Lift out all lines below that contain "address".

+ + + + + + +

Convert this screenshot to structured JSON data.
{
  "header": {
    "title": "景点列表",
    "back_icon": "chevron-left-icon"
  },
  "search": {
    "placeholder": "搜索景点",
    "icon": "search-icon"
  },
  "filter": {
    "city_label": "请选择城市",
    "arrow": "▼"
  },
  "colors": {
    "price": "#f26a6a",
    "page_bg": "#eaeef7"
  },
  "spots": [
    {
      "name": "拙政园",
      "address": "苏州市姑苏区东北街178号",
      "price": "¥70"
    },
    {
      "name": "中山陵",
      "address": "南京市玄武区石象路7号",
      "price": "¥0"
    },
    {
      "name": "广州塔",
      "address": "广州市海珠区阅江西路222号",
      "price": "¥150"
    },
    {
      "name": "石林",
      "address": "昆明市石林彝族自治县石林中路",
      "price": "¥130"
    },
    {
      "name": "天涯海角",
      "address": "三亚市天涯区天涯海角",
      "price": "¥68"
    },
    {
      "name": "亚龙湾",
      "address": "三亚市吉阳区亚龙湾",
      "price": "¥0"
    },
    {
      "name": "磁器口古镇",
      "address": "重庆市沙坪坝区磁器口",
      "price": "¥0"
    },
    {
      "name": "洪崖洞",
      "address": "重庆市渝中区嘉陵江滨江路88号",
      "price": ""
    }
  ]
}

+ + + + + + +

- **Task result**
      "address": "苏州市姑苏区东北街178号",
      "address": "南京市玄武区石象路7号",
      "address": "广州市海珠区阅江西路222号",
      "address": "昆明市石林彝族自治县石林中路",
      "address": "三亚市天涯区天涯海角",
      "address": "三亚市吉阳区亚龙湾",
      "address": "重庆市沙坪坝区磁器口",
      "address": "重庆市渝中区嘉陵江滨江路88号",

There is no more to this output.